WHAT THE TASK REQUIRES → Print the data exactly as it is given, please.

————————

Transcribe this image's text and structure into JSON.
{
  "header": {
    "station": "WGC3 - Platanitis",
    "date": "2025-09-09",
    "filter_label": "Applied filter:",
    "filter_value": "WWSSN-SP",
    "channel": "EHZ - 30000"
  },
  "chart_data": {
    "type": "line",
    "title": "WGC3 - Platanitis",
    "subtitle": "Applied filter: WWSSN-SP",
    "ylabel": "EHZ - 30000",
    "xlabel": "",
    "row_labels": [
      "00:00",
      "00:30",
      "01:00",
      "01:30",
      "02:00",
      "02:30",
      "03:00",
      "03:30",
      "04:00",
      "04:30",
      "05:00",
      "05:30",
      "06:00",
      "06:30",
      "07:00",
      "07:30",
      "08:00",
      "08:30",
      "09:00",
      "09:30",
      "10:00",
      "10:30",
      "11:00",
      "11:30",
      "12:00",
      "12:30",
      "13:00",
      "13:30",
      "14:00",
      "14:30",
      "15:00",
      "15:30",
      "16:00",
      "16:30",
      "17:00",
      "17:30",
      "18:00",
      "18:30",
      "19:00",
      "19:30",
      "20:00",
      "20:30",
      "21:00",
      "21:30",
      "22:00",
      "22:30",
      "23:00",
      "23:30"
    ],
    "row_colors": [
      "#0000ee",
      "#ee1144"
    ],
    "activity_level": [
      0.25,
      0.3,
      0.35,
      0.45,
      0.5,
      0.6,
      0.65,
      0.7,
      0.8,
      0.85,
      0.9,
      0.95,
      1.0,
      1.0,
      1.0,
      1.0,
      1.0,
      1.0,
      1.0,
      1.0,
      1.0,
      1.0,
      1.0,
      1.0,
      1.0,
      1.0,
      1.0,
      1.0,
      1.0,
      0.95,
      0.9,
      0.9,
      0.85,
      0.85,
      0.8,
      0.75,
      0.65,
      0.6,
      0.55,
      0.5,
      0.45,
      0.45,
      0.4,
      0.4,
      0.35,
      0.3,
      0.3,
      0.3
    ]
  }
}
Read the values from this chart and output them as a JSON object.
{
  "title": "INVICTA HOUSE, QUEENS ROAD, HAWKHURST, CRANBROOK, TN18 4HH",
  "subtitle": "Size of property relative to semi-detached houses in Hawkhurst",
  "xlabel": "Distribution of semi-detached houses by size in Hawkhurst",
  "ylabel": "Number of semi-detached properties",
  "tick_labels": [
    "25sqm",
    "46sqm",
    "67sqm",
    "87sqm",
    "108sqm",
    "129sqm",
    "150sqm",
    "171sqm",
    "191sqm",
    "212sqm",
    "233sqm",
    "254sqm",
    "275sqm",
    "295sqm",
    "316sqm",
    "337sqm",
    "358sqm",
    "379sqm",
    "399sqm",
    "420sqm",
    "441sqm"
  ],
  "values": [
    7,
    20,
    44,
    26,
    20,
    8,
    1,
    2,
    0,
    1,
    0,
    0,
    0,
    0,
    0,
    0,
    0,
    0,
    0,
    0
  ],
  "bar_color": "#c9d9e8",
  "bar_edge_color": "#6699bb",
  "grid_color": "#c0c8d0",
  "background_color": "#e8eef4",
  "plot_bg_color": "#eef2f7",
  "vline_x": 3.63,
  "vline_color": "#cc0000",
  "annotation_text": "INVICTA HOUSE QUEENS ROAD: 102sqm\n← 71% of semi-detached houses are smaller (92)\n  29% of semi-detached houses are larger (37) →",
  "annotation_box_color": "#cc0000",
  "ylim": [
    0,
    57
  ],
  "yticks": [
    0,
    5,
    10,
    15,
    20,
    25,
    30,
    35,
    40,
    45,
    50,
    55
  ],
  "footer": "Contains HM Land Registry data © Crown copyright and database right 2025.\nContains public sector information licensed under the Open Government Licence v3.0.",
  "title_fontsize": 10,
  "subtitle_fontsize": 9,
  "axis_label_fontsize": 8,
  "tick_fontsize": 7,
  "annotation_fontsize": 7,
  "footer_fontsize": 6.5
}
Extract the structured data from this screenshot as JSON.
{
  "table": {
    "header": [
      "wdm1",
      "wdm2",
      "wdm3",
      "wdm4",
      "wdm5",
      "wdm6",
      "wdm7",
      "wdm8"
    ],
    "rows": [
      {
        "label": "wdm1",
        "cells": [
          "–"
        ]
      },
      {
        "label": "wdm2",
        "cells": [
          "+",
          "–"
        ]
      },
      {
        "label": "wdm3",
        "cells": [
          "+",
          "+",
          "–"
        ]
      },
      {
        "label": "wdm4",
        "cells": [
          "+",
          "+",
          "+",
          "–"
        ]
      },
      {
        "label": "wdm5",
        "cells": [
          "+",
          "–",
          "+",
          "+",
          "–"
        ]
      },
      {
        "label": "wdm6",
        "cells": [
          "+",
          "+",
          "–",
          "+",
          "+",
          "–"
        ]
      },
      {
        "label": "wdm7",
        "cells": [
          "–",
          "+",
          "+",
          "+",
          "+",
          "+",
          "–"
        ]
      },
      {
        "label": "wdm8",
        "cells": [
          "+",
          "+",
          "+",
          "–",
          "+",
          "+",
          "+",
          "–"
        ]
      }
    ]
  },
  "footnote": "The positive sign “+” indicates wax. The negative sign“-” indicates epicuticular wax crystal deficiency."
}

————————

RESULT →
Transcribe this image's text and structure into JSON.
{
  "header": {
    "station": "WGC3 - Platanitis",
    "date": "2025-09-09",
    "filter_label": "Applied filter:",
    "filter_value": "WWSSN-SP",
    "channel": "EHZ - 30000"
  },
  "chart_data": {
    "type": "line",
    "title": "WGC3 - Platanitis",
    "subtitle": "Applied filter: WWSSN-SP",
    "ylabel": "EHZ - 30000",
    "xlabel": "",
    "row_labels": [
      "00:00",
      "00:30",
      "01:00",
      "01:30",
      "02:00",
      "02:30",
      "03:00",
      "03:30",
      "04:00",
      "04:30",
      "05:00",
      "05:30",
      "06:00",
      "06:30",
      "07:00",
      "07:30",
      "08:00",
      "08:30",
      "09:00",
      "09:30",
      "10:00",
      "10:30",
      "11:00",
      "11:30",
      "12:00",
      "12:30",
      "13:00",
      "13:30",
      "14:00",
      "14:30",
      "15:00",
      "15:30",
      "16:00",
      "16:30",
      "17:00",
      "17:30",
      "18:00",
      "18:30",
      "19:00",
      "19:30",
      "20:00",
      "20:30",
      "21:00",
      "21:30",
      "22:00",
      "22:30",
      "23:00",
      "23:30"
    ],
    "row_colors": [
      "#0000ee",
      "#ee1144"
    ],
    "activity_level": [
      0.25,
      0.3,
      0.35,
      0.45,
      0.5,
      0.6,
      0.65,
      0.7,
      0.8,
      0.85,
      0.9,
      0.95,
      1.0,
      1.0,
      1.0,
      1.0,
      1.0,
      1.0,
      1.0,
      1.0,
      1.0,
      1.0,
      1.0,
      1.0,
      1.0,
      1.0,
      1.0,
      1.0,
      1.0,
      0.95,
      0.9,
      0.9,
      0.85,
      0.85,
      0.8,
      0.75,
      0.65,
      0.6,
      0.55,
      0.5,
      0.45,
      0.45,
      0.4,
      0.4,
      0.35,
      0.3,
      0.3,
      0.3
    ]
  }
}
Read the values from this chart and output them as a JSON object.
{
  "title": "INVICTA HOUSE, QUEENS ROAD, HAWKHURST, CRANBROOK, TN18 4HH",
  "subtitle": "Size of property relative to semi-detached houses in Hawkhurst",
  "xlabel": "Distribution of semi-detached houses by size in Hawkhurst",
  "ylabel": "Number of semi-detached properties",
  "tick_labels": [
    "25sqm",
    "46sqm",
    "67sqm",
    "87sqm",
    "108sqm",
    "129sqm",
    "150sqm",
    "171sqm",
    "191sqm",
    "212sqm",
    "233sqm",
    "254sqm",
    "275sqm",
    "295sqm",
    "316sqm",
    "337sqm",
    "358sqm",
    "379sqm",
    "399sqm",
    "420sqm",
    "441sqm"
  ],
  "values": [
    7,
    20,
    44,
    26,
    20,
    8,
    1,
    2,
    0,
    1,
    0,
    0,
    0,
    0,
    0,
    0,
    0,
    0,
    0,
    0
  ],
  "bar_color": "#c9d9e8",
  "bar_edge_color": "#6699bb",
  "grid_color": "#c0c8d0",
  "background_color": "#e8eef4",
  "plot_bg_color": "#eef2f7",
  "vline_x": 3.63,
  "vline_color": "#cc0000",
  "annotation_text": "INVICTA HOUSE QUEENS ROAD: 102sqm\n← 71% of semi-detached houses are smaller (92)\n  29% of semi-detached houses are larger (37) →",
  "annotation_box_color": "#cc0000",
  "ylim": [
    0,
    57
  ],
  "yticks": [
    0,
    5,
    10,
    15,
    20,
    25,
    30,
    35,
    40,
    45,
    50,
    55
  ],
  "footer": "Contains HM Land Registry data © Crown copyright and database right 2025.\nContains public sector information licensed under the Open Government Licence v3.0.",
  "title_fontsize": 10,
  "subtitle_fontsize": 9,
  "axis_label_fontsize": 8,
  "tick_fontsize": 7,
  "annotation_fontsize": 7,
  "footer_fontsize": 6.5
}
Extract the structured data from this screenshot as JSON.
{
  "table": {
    "header": [
      "wdm1",
      "wdm2",
      "wdm3",
      "wdm4",
      "wdm5",
      "wdm6",
      "wdm7",
      "wdm8"
    ],
    "rows": [
      {
        "label": "wdm1",
        "cells": [
          "–"
        ]
      },
      {
        "label": "wdm2",
        "cells": [
          "+",
          "–"
        ]
      },
      {
        "label": "wdm3",
        "cells": [
          "+",
          "+",
          "–"
        ]
      },
      {
        "label": "wdm4",
        "cells": [
          "+",
          "+",
          "+",
          "–"
        ]
      },
      {
        "label": "wdm5",
        "cells": [
          "+",
          "–",
          "+",
          "+",
          "–"
        ]
      },
      {
        "label": "wdm6",
        "cells": [
          "+",
          "+",
          "–",
          "+",
          "+",
          "–"
        ]
      },
      {
        "label": "wdm7",
        "cells": [
          "–",
          "+",
          "+",
          "+",
          "+",
          "+",
          "–"
        ]
      },
      {
        "label": "wdm8",
        "cells": [
          "+",
          "+",
          "+",
          "–",
          "+",
          "+",
          "+",
          "–"
        ]
      }
    ]
  },
  "footnote": "The positive sign “+” indicates wax. The negative sign“-” indicates epicuticular wax crystal deficiency."
}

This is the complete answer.